OBJECTIVE: Retype every entry exactly, character for character.
--- STORED DATA ---
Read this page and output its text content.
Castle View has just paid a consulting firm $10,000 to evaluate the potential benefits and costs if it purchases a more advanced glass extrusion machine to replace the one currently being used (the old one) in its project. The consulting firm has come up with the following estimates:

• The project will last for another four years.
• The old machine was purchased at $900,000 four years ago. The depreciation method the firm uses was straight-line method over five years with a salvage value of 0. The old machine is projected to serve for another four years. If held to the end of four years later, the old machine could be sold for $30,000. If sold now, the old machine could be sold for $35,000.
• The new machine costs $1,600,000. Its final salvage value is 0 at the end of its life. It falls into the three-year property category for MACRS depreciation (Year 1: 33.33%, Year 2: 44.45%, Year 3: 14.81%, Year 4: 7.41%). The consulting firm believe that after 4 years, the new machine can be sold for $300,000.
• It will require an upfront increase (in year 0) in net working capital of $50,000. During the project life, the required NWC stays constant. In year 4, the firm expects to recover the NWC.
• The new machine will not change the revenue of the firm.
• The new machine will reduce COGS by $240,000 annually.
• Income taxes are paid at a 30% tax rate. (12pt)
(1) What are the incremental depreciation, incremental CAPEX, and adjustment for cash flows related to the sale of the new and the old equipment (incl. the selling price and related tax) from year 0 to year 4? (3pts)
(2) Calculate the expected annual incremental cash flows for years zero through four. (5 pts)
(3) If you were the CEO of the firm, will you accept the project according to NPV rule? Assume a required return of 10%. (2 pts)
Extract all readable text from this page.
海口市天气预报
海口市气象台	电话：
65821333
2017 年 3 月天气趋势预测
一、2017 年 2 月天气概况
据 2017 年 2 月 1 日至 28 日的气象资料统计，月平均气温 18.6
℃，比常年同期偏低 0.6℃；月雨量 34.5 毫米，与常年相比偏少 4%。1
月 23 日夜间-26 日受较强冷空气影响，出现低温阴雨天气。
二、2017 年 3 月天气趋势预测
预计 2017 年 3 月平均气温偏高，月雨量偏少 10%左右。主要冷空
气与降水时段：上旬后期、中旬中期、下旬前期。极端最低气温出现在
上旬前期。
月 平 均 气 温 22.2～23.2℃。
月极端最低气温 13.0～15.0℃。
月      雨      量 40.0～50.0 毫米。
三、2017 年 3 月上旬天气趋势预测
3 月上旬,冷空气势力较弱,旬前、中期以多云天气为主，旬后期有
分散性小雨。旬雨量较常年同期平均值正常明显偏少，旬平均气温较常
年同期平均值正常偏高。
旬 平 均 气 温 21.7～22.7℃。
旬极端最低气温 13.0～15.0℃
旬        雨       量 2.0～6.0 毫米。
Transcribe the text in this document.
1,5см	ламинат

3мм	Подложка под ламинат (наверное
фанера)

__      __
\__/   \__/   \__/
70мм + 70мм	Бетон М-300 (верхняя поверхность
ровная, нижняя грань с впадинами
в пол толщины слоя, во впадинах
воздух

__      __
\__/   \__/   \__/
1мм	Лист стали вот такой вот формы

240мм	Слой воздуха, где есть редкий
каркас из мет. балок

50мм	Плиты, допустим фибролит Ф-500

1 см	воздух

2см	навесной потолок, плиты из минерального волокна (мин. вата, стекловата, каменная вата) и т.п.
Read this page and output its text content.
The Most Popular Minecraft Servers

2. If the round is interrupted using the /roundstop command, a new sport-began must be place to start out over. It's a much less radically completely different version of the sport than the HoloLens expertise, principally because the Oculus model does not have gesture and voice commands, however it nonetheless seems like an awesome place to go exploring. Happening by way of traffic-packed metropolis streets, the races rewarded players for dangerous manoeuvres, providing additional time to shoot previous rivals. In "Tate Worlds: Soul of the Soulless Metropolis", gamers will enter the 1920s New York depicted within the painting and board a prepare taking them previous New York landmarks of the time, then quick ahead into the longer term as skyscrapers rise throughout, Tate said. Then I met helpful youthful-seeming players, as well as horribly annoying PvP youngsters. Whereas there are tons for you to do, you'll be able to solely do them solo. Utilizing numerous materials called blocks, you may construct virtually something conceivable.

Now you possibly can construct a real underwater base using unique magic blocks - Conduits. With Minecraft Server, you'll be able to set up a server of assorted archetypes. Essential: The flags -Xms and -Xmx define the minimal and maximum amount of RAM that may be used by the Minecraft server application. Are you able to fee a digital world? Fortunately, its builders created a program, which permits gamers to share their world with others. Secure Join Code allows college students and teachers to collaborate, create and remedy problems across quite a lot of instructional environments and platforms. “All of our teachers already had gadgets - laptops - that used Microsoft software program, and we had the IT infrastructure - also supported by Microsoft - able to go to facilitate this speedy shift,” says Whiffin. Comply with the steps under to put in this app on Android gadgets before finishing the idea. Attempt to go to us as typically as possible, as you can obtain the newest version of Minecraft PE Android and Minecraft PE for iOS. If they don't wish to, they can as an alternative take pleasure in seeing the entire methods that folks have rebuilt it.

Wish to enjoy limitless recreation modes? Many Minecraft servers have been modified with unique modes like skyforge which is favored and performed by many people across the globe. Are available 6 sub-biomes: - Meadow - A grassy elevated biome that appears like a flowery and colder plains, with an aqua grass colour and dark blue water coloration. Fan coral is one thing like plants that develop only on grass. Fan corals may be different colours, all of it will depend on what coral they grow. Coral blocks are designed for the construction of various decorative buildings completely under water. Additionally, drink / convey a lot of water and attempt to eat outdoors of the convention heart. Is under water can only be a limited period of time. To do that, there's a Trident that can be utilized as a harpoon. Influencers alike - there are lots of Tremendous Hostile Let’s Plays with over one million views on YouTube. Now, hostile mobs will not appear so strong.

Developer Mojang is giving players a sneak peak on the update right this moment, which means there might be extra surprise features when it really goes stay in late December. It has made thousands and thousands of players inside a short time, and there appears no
---
THE RESPONSE:
Read this page and output its text content.
Castle View has just paid a consulting firm $10,000 to evaluate the potential benefits and costs if it purchases a more advanced glass extrusion machine to replace the one currently being used (the old one) in its project. The consulting firm has come up with the following estimates:

• The project will last for another four years.
• The old machine was purchased at $900,000 four years ago. The depreciation method the firm uses was straight-line method over five years with a salvage value of 0. The old machine is projected to serve for another four years. If held to the end of four years later, the old machine could be sold for $30,000. If sold now, the old machine could be sold for $35,000.
• The new machine costs $1,600,000. Its final salvage value is 0 at the end of its life. It falls into the three-year property category for MACRS depreciation (Year 1: 33.33%, Year 2: 44.45%, Year 3: 14.81%, Year 4: 7.41%). The consulting firm believe that after 4 years, the new machine can be sold for $300,000.
• It will require an upfront increase (in year 0) in net working capital of $50,000. During the project life, the required NWC stays constant. In year 4, the firm expects to recover the NWC.
• The new machine will not change the revenue of the firm.
• The new machine will reduce COGS by $240,000 annually.
• Income taxes are paid at a 30% tax rate. (12pt)
(1) What are the incremental depreciation, incremental CAPEX, and adjustment for cash flows related to the sale of the new and the old equipment (incl. the selling price and related tax) from year 0 to year 4? (3pts)
(2) Calculate the expected annual incremental cash flows for years zero through four. (5 pts)
(3) If you were the CEO of the firm, will you accept the project according to NPV rule? Assume a required return of 10%. (2 pts)
Extract all readable text from this page.
海口市天气预报
海口市气象台	电话：
65821333
2017 年 3 月天气趋势预测
一、2017 年 2 月天气概况
据 2017 年 2 月 1 日至 28 日的气象资料统计，月平均气温 18.6
℃，比常年同期偏低 0.6℃；月雨量 34.5 毫米，与常年相比偏少 4%。1
月 23 日夜间-26 日受较强冷空气影响，出现低温阴雨天气。
二、2017 年 3 月天气趋势预测
预计 2017 年 3 月平均气温偏高，月雨量偏少 10%左右。主要冷空
气与降水时段：上旬后期、中旬中期、下旬前期。极端最低气温出现在
上旬前期。
月 平 均 气 温 22.2～23.2℃。
月极端最低气温 13.0～15.0℃。
月      雨      量 40.0～50.0 毫米。
三、2017 年 3 月上旬天气趋势预测
3 月上旬,冷空气势力较弱,旬前、中期以多云天气为主，旬后期有
分散性小雨。旬雨量较常年同期平均值正常明显偏少，旬平均气温较常
年同期平均值正常偏高。
旬 平 均 气 温 21.7～22.7℃。
旬极端最低气温 13.0～15.0℃
旬        雨       量 2.0～6.0 毫米。
Transcribe the text in this document.
1,5см	ламинат

3мм	Подложка под ламинат (наверное
фанера)

__      __
\__/   \__/   \__/
70мм + 70мм	Бетон М-300 (верхняя поверхность
ровная, нижняя грань с впадинами
в пол толщины слоя, во впадинах
воздух

__      __
\__/   \__/   \__/
1мм	Лист стали вот такой вот формы

240мм	Слой воздуха, где есть редкий
каркас из мет. балок

50мм	Плиты, допустим фибролит Ф-500

1 см	воздух

2см	навесной потолок, плиты из минерального волокна (мин. вата, стекловата, каменная вата) и т.п.
Read this page and output its text content.
The Most Popular Minecraft Servers

2. If the round is interrupted using the /roundstop command, a new sport-began must be place to start out over. It's a much less radically completely different version of the sport than the HoloLens expertise, principally because the Oculus model does not have gesture and voice commands, however it nonetheless seems like an awesome place to go exploring. Happening by way of traffic-packed metropolis streets, the races rewarded players for dangerous manoeuvres, providing additional time to shoot previous rivals. In "Tate Worlds: Soul of the Soulless Metropolis", gamers will enter the 1920s New York depicted within the painting and board a prepare taking them previous New York landmarks of the time, then quick ahead into the longer term as skyscrapers rise throughout, Tate said. Then I met helpful youthful-seeming players, as well as horribly annoying PvP youngsters. Whereas there are tons for you to do, you'll be able to solely do them solo. Utilizing numerous materials called blocks, you may construct virtually something conceivable.

Now you possibly can construct a real underwater base using unique magic blocks - Conduits. With Minecraft Server, you'll be able to set up a server of assorted archetypes. Essential: The flags -Xms and -Xmx define the minimal and maximum amount of RAM that may be used by the Minecraft server application. Are you able to fee a digital world? Fortunately, its builders created a program, which permits gamers to share their world with others. Secure Join Code allows college students and teachers to collaborate, create and remedy problems across quite a lot of instructional environments and platforms. “All of our teachers already had gadgets - laptops - that used Microsoft software program, and we had the IT infrastructure - also supported by Microsoft - able to go to facilitate this speedy shift,” says Whiffin. Comply with the steps under to put in this app on Android gadgets before finishing the idea. Attempt to go to us as typically as possible, as you can obtain the newest version of Minecraft PE Android and Minecraft PE for iOS. If they don't wish to, they can as an alternative take pleasure in seeing the entire methods that folks have rebuilt it.

Wish to enjoy limitless recreation modes? Many Minecraft servers have been modified with unique modes like skyforge which is favored and performed by many people across the globe. Are available 6 sub-biomes: - Meadow - A grassy elevated biome that appears like a flowery and colder plains, with an aqua grass colour and dark blue water coloration. Fan coral is one thing like plants that develop only on grass. Fan corals may be different colours, all of it will depend on what coral they grow. Coral blocks are designed for the construction of various decorative buildings completely under water. Additionally, drink / convey a lot of water and attempt to eat outdoors of the convention heart. Is under water can only be a limited period of time. To do that, there's a Trident that can be utilized as a harpoon. Influencers alike - there are lots of Tremendous Hostile Let’s Plays with over one million views on YouTube. Now, hostile mobs will not appear so strong.

Developer Mojang is giving players a sneak peak on the update right this moment, which means there might be extra surprise features when it really goes stay in late December. It has made thousands and thousands of players inside a short time, and there appears no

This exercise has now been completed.